Extract to read —
▶

Why does this matter?
This ruling is a three-in-one user manual for bid managers and contracting authorities. First lesson: a minimum requirement exists only when it is qualified as such, or when tender provisions are expressly designated as 'substantial' within Article 74 § 1 of the decree. If a tender 'wishes' something or describes how a bidder should approach a topic, the bidder is free to fill that in — and it will be assessed via award criteria, not via regularity. A competitor who thinks a rival has limited itself too much must challenge it in the assessment of added value, not as a ground for exclusion. Second lesson: 'X must be filed no later than 40 days before Y' is a minimum deadline for X, not a minimum duration between X and Y, and certainly not a ban on overlap within Y. Read tender clauses literally and in conjunction with other clauses — other provisions can show that later updating remains possible. Third lesson, and probably the most important: the distinction between 'required options' and 'allowed options' is no formality. Article 56 § 2 (classic sectors: identical Article 48 § 2 of the 18/04/2017 decree) provides that non-compliance with minimum requirements of a required option taints the entire base bid, while for an allowed option it only renders that option irregular. A general tender clause stating that 'non-compliance with minimum requirements leads to substantial irregularity' is read by the Council consistently with this decree provision: limited to required options. For a bid manager: if your rival fills in an 'allowed option' incorrectly, you do not buy any exclusion — you only affect its score on that option. For an authority: if you really want a functionality to be mandatory, classify it as a 'required' option or integrate it into the base description of the contract. 'Allowed' is for the bidder a safe playing field.

◀

Supplied material —
▶

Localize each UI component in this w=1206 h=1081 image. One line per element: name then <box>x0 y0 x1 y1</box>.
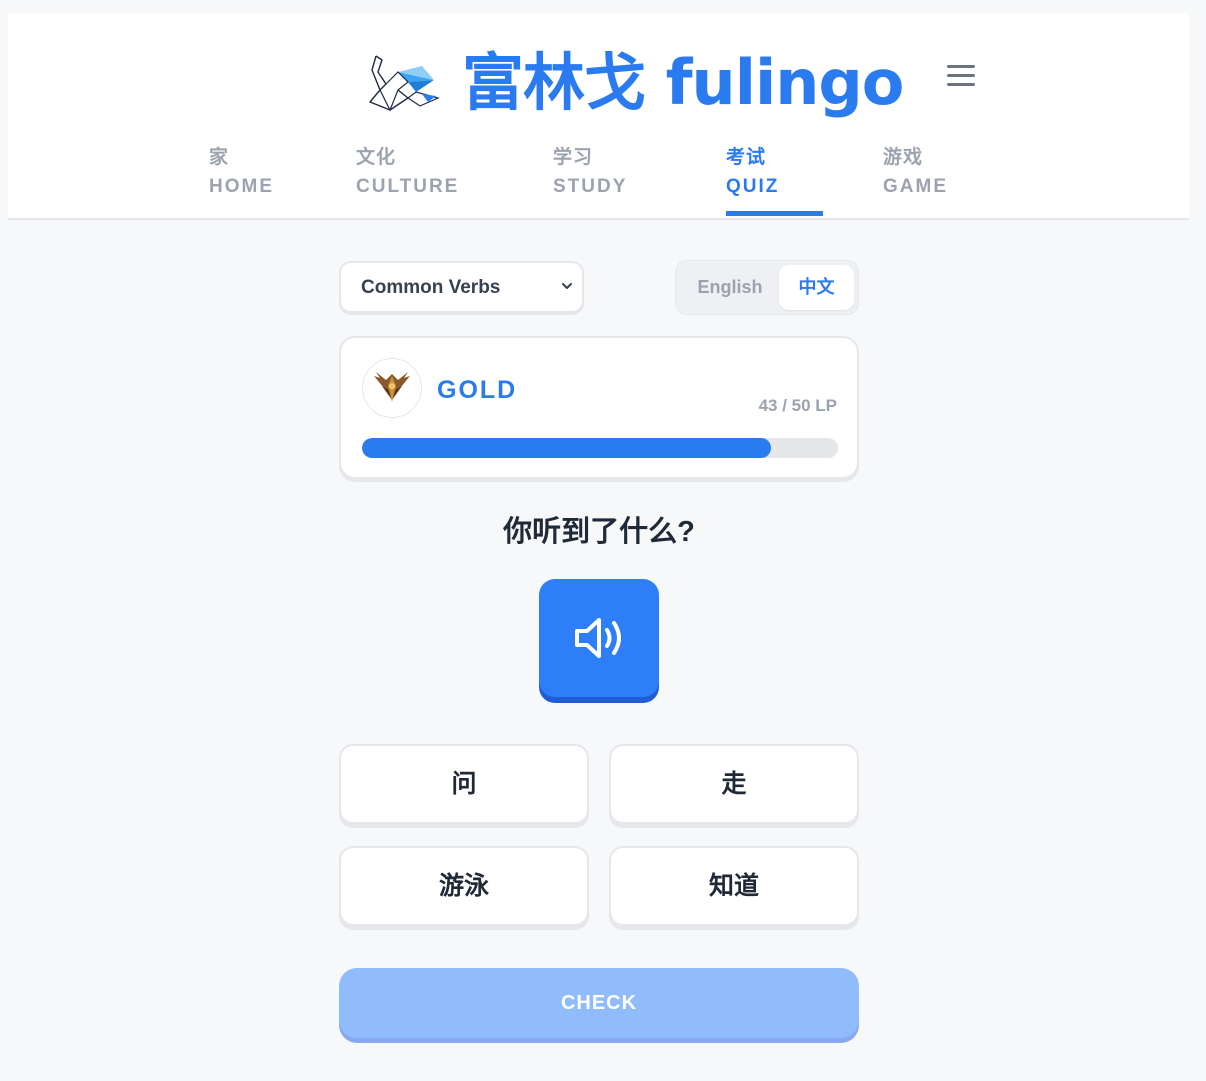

◀

Task instructions —
a - According to the text on the tender ruling, what is the only effect of failing to meet the minimum requirements of an allowed option?
b - Extend the text on the tender ruling, picking up after its final sentence.
The listing has nothing to do with the text on the tender ruling.

Written answers —
a - It renders only that option irregular, not the entire base bid.

b -
The lesson
When you receive or draft a tender, run three checks for each technical element: (1) Is it designated as 'minimum requirement' or as 'substantial' within Article 74 § 1? Otherwise, the bidder decides its own approach and it is weighed through award criteria. (2) For an option: is it classified as 'required' or 'allowed'? For an allowed option, non-compliance with minimum requirements only costs that one option, not the base bid. (3) For timing clauses: 'at the latest 40 days before the start of X' is a minimum deadline for submission — not a prohibition on overlap or further adjustments during X, unless other tender clauses expressly prohibit it.
Ask yourself
For every bid you analyse (your own or a competitor's): can you classify each critical aspect — required minimum requirement, non-required description (award criterion), required option, allowed option? And for each timing clause: can you tell whether it is a minimum, maximum or strict deadline? If you cannot recite this classification cold, you are almost certainly mis-estimating the regularity risk of your bid (or your chances of overturning a rival's).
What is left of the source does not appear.